:: Set exercise ::
Copy out every line of the technical diagram data below without changing a word, and leave the pictures out.

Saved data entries
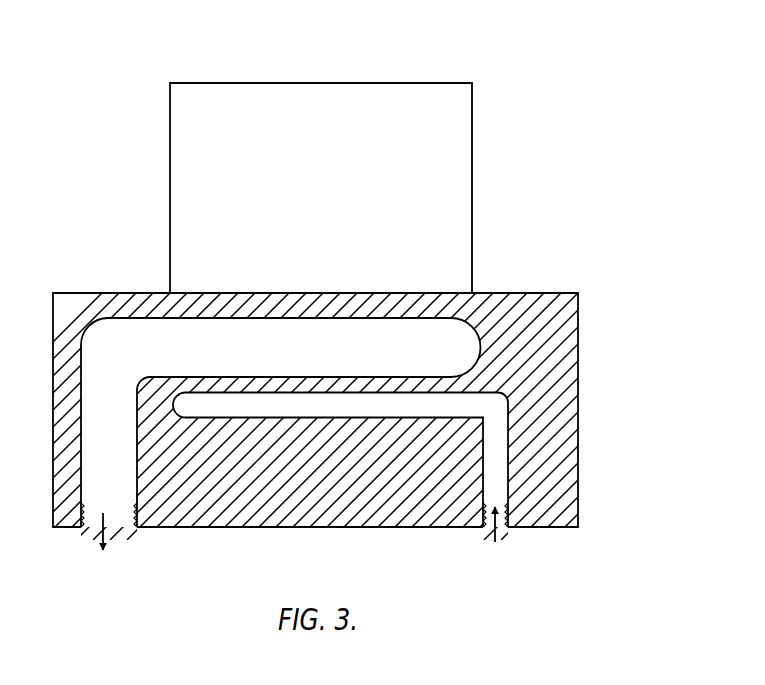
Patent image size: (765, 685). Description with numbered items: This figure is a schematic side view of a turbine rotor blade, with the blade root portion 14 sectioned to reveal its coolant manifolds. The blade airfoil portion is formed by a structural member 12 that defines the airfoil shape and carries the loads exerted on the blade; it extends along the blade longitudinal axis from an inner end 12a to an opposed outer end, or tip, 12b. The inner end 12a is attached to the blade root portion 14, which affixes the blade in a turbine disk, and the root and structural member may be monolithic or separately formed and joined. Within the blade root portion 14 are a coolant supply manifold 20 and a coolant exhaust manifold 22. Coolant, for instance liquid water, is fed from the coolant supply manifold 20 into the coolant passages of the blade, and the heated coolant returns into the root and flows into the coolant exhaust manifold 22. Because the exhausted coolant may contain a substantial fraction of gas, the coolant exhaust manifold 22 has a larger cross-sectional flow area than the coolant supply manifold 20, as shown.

The structural member 12 is at (474, 169).
The inner end 12a is at (473, 292).
The outer end 12b is at (451, 82).
The blade root portion 14 is at (557, 378).
The coolant supply manifold 20 is at (358, 407).
The coolant exhaust manifold 22 is at (319, 358).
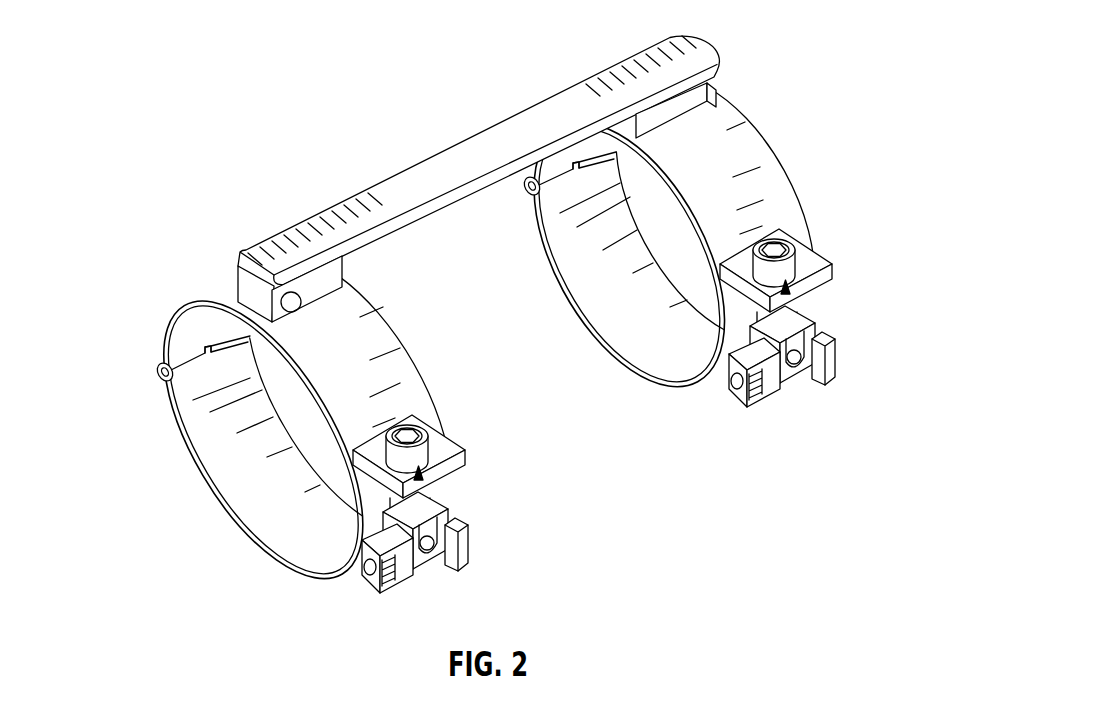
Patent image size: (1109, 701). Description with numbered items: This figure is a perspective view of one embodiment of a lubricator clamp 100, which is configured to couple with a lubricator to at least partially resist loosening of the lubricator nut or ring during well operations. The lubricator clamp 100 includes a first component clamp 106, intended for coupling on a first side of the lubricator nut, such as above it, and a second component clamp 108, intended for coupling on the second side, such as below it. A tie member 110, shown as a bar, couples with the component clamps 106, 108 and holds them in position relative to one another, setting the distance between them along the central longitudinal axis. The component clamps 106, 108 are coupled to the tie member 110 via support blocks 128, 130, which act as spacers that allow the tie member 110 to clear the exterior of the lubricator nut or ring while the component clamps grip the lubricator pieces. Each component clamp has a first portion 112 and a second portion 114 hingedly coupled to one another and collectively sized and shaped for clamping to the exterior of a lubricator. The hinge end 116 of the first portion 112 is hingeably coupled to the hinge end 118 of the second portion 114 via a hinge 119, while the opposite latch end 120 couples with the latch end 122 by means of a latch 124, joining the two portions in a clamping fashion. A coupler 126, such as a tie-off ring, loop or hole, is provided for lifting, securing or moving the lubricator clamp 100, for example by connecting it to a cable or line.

:: Written solution ::
Patent image size: (765, 685). Description with numbered items: This figure is a schematic side view of a turbine rotor blade, with the blade root portion 14 sectioned to reveal its coolant manifolds. The blade airfoil portion is formed by a structural member 12 that defines the airfoil shape and carries the loads exerted on the blade; it extends along the blade longitudinal axis from an inner end 12a to an opposed outer end, or tip, 12b. The inner end 12a is attached to the blade root portion 14, which affixes the blade in a turbine disk, and the root and structural member may be monolithic or separately formed and joined. Within the blade root portion 14 are a coolant supply manifold 20 and a coolant exhaust manifold 22. Coolant, for instance liquid water, is fed from the coolant supply manifold 20 into the coolant passages of the blade, and the heated coolant returns into the root and flows into the coolant exhaust manifold 22. Because the exhausted coolant may contain a substantial fraction of gas, the coolant exhaust manifold 22 has a larger cross-sectional flow area than the coolant supply manifold 20, as shown.

The structural member 12 is at (474, 169).
The inner end 12a is at (473, 292).
The outer end 12b is at (451, 82).
The blade root portion 14 is at (557, 378).
The coolant supply manifold 20 is at (358, 407).
The coolant exhaust manifold 22 is at (319, 358).
Patent image size: (1109, 701). Description with numbered items: This figure is a perspective view of one embodiment of a lubricator clamp 100, which is configured to couple with a lubricator to at least partially resist loosening of the lubricator nut or ring during well operations. The lubricator clamp 100 includes a first component clamp 106, intended for coupling on a first side of the lubricator nut, such as above it, and a second component clamp 108, intended for coupling on the second side, such as below it. A tie member 110, shown as a bar, couples with the component clamps 106, 108 and holds them in position relative to one another, setting the distance between them along the central longitudinal axis. The component clamps 106, 108 are coupled to the tie member 110 via support blocks 128, 130, which act as spacers that allow the tie member 110 to clear the exterior of the lubricator nut or ring while the component clamps grip the lubricator pieces. Each component clamp has a first portion 112 and a second portion 114 hingedly coupled to one another and collectively sized and shaped for clamping to the exterior of a lubricator. The hinge end 116 of the first portion 112 is hingeably coupled to the hinge end 118 of the second portion 114 via a hinge 119, while the opposite latch end 120 couples with the latch end 122 by means of a latch 124, joining the two portions in a clamping fashion. A coupler 126, such as a tie-off ring, loop or hole, is provided for lifting, securing or moving the lubricator clamp 100, for example by connecting it to a cable or line.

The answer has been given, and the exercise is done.